EXERCISE GOAL:
Every record must be written out once more, with nothing added or omitted.

DATASET ENTRIES:

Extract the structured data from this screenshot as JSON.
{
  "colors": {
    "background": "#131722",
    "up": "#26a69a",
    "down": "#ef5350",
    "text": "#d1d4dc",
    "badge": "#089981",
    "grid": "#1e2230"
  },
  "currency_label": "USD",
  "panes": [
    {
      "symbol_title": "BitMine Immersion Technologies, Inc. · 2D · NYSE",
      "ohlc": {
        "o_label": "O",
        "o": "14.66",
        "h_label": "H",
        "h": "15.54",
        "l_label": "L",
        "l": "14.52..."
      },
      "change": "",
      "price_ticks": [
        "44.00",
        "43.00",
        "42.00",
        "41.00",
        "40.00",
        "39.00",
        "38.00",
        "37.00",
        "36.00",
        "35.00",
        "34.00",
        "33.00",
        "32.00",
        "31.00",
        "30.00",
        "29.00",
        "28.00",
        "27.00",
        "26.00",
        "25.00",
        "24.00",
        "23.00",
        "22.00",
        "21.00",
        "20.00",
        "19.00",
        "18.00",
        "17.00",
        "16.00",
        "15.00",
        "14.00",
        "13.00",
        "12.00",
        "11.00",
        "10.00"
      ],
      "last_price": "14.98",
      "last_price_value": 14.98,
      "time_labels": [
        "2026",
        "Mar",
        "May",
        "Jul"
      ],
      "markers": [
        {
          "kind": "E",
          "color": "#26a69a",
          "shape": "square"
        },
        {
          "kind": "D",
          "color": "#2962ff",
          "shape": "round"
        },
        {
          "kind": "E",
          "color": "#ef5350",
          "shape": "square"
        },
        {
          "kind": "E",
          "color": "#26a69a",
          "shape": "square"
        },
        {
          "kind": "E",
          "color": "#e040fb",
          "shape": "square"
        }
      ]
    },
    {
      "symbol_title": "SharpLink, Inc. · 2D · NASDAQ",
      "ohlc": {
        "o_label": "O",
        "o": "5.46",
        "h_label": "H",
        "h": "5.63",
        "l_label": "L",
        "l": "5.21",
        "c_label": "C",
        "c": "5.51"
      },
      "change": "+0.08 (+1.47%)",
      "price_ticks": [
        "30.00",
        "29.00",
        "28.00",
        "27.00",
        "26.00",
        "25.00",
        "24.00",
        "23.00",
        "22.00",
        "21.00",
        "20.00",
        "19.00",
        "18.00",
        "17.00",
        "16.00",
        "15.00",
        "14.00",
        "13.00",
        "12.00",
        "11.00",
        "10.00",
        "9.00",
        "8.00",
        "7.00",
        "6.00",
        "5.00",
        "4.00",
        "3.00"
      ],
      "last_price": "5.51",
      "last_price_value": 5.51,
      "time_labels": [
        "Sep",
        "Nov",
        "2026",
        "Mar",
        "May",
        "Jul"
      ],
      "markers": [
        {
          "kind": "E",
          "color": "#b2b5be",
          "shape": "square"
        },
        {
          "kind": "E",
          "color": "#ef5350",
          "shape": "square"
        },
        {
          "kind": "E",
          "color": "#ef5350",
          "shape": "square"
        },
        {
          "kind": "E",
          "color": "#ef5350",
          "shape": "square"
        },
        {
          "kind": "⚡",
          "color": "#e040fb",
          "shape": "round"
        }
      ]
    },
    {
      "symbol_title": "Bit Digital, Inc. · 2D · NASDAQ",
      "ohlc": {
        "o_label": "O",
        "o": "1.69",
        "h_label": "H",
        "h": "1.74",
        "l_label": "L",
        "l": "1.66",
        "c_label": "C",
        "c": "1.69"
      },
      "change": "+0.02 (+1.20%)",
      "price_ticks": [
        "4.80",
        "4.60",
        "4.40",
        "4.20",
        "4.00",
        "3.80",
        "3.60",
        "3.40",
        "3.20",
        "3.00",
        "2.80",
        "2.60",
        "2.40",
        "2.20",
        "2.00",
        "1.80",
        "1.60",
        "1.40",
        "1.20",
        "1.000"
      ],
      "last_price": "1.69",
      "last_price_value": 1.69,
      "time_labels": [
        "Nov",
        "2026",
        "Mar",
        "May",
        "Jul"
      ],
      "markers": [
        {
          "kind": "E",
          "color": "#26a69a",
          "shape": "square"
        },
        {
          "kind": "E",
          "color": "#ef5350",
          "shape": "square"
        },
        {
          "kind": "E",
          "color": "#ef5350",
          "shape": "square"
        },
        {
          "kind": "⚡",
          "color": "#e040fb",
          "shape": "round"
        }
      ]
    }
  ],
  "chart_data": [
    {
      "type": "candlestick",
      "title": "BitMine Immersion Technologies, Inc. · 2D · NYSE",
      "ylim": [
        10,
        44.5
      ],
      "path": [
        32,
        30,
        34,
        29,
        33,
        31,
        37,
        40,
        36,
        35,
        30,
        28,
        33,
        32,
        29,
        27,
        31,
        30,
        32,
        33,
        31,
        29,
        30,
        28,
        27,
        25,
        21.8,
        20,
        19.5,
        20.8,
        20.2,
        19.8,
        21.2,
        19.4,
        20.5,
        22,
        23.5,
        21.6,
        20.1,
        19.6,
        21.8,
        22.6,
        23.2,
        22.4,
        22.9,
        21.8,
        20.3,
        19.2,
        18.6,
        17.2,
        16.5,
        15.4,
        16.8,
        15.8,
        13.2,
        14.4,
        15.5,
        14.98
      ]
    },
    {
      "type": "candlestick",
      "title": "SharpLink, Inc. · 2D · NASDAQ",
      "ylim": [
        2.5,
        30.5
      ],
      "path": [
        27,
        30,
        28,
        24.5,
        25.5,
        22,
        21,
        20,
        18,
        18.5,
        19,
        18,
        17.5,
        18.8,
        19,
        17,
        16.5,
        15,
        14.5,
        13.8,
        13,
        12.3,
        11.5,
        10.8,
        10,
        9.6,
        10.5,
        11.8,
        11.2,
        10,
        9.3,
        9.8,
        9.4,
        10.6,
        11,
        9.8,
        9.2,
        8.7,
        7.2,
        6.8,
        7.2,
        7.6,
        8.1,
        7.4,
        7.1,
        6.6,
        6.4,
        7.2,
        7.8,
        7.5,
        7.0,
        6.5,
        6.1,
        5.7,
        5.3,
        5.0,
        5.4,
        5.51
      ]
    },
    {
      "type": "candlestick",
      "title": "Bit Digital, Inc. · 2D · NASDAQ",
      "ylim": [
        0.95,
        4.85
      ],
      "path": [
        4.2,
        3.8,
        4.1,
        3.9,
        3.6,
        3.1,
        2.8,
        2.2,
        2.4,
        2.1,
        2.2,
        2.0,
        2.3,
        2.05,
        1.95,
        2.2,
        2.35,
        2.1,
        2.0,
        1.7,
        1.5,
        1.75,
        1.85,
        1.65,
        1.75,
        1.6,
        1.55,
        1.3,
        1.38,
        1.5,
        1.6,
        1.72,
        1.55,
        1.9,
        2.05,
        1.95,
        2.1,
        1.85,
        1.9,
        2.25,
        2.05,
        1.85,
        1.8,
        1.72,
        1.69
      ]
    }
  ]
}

TASK ANSWER:
Extract the structured data from this screenshot as JSON.
{
  "colors": {
    "background": "#131722",
    "up": "#26a69a",
    "down": "#ef5350",
    "text": "#d1d4dc",
    "badge": "#089981",
    "grid": "#1e2230"
  },
  "currency_label": "USD",
  "panes": [
    {
      "symbol_title": "BitMine Immersion Technologies, Inc. · 2D · NYSE",
      "ohlc": {
        "o_label": "O",
        "o": "14.66",
        "h_label": "H",
        "h": "15.54",
        "l_label": "L",
        "l": "14.52..."
      },
      "change": "",
      "price_ticks": [
        "44.00",
        "43.00",
        "42.00",
        "41.00",
        "40.00",
        "39.00",
        "38.00",
        "37.00",
        "36.00",
        "35.00",
        "34.00",
        "33.00",
        "32.00",
        "31.00",
        "30.00",
        "29.00",
        "28.00",
        "27.00",
        "26.00",
        "25.00",
        "24.00",
        "23.00",
        "22.00",
        "21.00",
        "20.00",
        "19.00",
        "18.00",
        "17.00",
        "16.00",
        "15.00",
        "14.00",
        "13.00",
        "12.00",
        "11.00",
        "10.00"
      ],
      "last_price": "14.98",
      "last_price_value": 14.98,
      "time_labels": [
        "2026",
        "Mar",
        "May",
        "Jul"
      ],
      "markers": [
        {
          "kind": "E",
          "color": "#26a69a",
          "shape": "square"
        },
        {
          "kind": "D",
          "color": "#2962ff",
          "shape": "round"
        },
        {
          "kind": "E",
          "color": "#ef5350",
          "shape": "square"
        },
        {
          "kind": "E",
          "color": "#26a69a",
          "shape": "square"
        },
        {
          "kind": "E",
          "color": "#e040fb",
          "shape": "square"
        }
      ]
    },
    {
      "symbol_title": "SharpLink, Inc. · 2D · NASDAQ",
      "ohlc": {
        "o_label": "O",
        "o": "5.46",
        "h_label": "H",
        "h": "5.63",
        "l_label": "L",
        "l": "5.21",
        "c_label": "C",
        "c": "5.51"
      },
      "change": "+0.08 (+1.47%)",
      "price_ticks": [
        "30.00",
        "29.00",
        "28.00",
        "27.00",
        "26.00",
        "25.00",
        "24.00",
        "23.00",
        "22.00",
        "21.00",
        "20.00",
        "19.00",
        "18.00",
        "17.00",
        "16.00",
        "15.00",
        "14.00",
        "13.00",
        "12.00",
        "11.00",
        "10.00",
        "9.00",
        "8.00",
        "7.00",
        "6.00",
        "5.00",
        "4.00",
        "3.00"
      ],
      "last_price": "5.51",
      "last_price_value": 5.51,
      "time_labels": [
        "Sep",
        "Nov",
        "2026",
        "Mar",
        "May",
        "Jul"
      ],
      "markers": [
        {
          "kind": "E",
          "color": "#b2b5be",
          "shape": "square"
        },
        {
          "kind": "E",
          "color": "#ef5350",
          "shape": "square"
        },
        {
          "kind": "E",
          "color": "#ef5350",
          "shape": "square"
        },
        {
          "kind": "E",
          "color": "#ef5350",
          "shape": "square"
        },
        {
          "kind": "⚡",
          "color": "#e040fb",
          "shape": "round"
        }
      ]
    },
    {
      "symbol_title": "Bit Digital, Inc. · 2D · NASDAQ",
      "ohlc": {
        "o_label": "O",
        "o": "1.69",
        "h_label": "H",
        "h": "1.74",
        "l_label": "L",
        "l": "1.66",
        "c_label": "C",
        "c": "1.69"
      },
      "change": "+0.02 (+1.20%)",
      "price_ticks": [
        "4.80",
        "4.60",
        "4.40",
        "4.20",
        "4.00",
        "3.80",
        "3.60",
        "3.40",
        "3.20",
        "3.00",
        "2.80",
        "2.60",
        "2.40",
        "2.20",
        "2.00",
        "1.80",
        "1.60",
        "1.40",
        "1.20",
        "1.000"
      ],
      "last_price": "1.69",
      "last_price_value": 1.69,
      "time_labels": [
        "Nov",
        "2026",
        "Mar",
        "May",
        "Jul"
      ],
      "markers": [
        {
          "kind": "E",
          "color": "#26a69a",
          "shape": "square"
        },
        {
          "kind": "E",
          "color": "#ef5350",
          "shape": "square"
        },
        {
          "kind": "E",
          "color": "#ef5350",
          "shape": "square"
        },
        {
          "kind": "⚡",
          "color": "#e040fb",
          "shape": "round"
        }
      ]
    }
  ],
  "chart_data": [
    {
      "type": "candlestick",
      "title": "BitMine Immersion Technologies, Inc. · 2D · NYSE",
      "ylim": [
        10,
        44.5
      ],
      "path": [
        32,
        30,
        34,
        29,
        33,
        31,
        37,
        40,
        36,
        35,
        30,
        28,
        33,
        32,
        29,
        27,
        31,
        30,
        32,
        33,
        31,
        29,
        30,
        28,
        27,
        25,
        21.8,
        20,
        19.5,
        20.8,
        20.2,
        19.8,
        21.2,
        19.4,
        20.5,
        22,
        23.5,
        21.6,
        20.1,
        19.6,
        21.8,
        22.6,
        23.2,
        22.4,
        22.9,
        21.8,
        20.3,
        19.2,
        18.6,
        17.2,
        16.5,
        15.4,
        16.8,
        15.8,
        13.2,
        14.4,
        15.5,
        14.98
      ]
    },
    {
      "type": "candlestick",
      "title": "SharpLink, Inc. · 2D · NASDAQ",
      "ylim": [
        2.5,
        30.5
      ],
      "path": [
        27,
        30,
        28,
        24.5,
        25.5,
        22,
        21,
        20,
        18,
        18.5,
        19,
        18,
        17.5,
        18.8,
        19,
        17,
        16.5,
        15,
        14.5,
        13.8,
        13,
        12.3,
        11.5,
        10.8,
        10,
        9.6,
        10.5,
        11.8,
        11.2,
        10,
        9.3,
        9.8,
        9.4,
        10.6,
        11,
        9.8,
        9.2,
        8.7,
        7.2,
        6.8,
        7.2,
        7.6,
        8.1,
        7.4,
        7.1,
        6.6,
        6.4,
        7.2,
        7.8,
        7.5,
        7.0,
        6.5,
        6.1,
        5.7,
        5.3,
        5.0,
        5.4,
        5.51
      ]
    },
    {
      "type": "candlestick",
      "title": "Bit Digital, Inc. · 2D · NASDAQ",
      "ylim": [
        0.95,
        4.85
      ],
      "path": [
        4.2,
        3.8,
        4.1,
        3.9,
        3.6,
        3.1,
        2.8,
        2.2,
        2.4,
        2.1,
        2.2,
        2.0,
        2.3,
        2.05,
        1.95,
        2.2,
        2.35,
        2.1,
        2.0,
        1.7,
        1.5,
        1.75,
        1.85,
        1.65,
        1.75,
        1.6,
        1.55,
        1.3,
        1.38,
        1.5,
        1.6,
        1.72,
        1.55,
        1.9,
        2.05,
        1.95,
        2.1,
        1.85,
        1.9,
        2.25,
        2.05,
        1.85,
        1.8,
        1.72,
        1.69
      ]
    }
  ]
}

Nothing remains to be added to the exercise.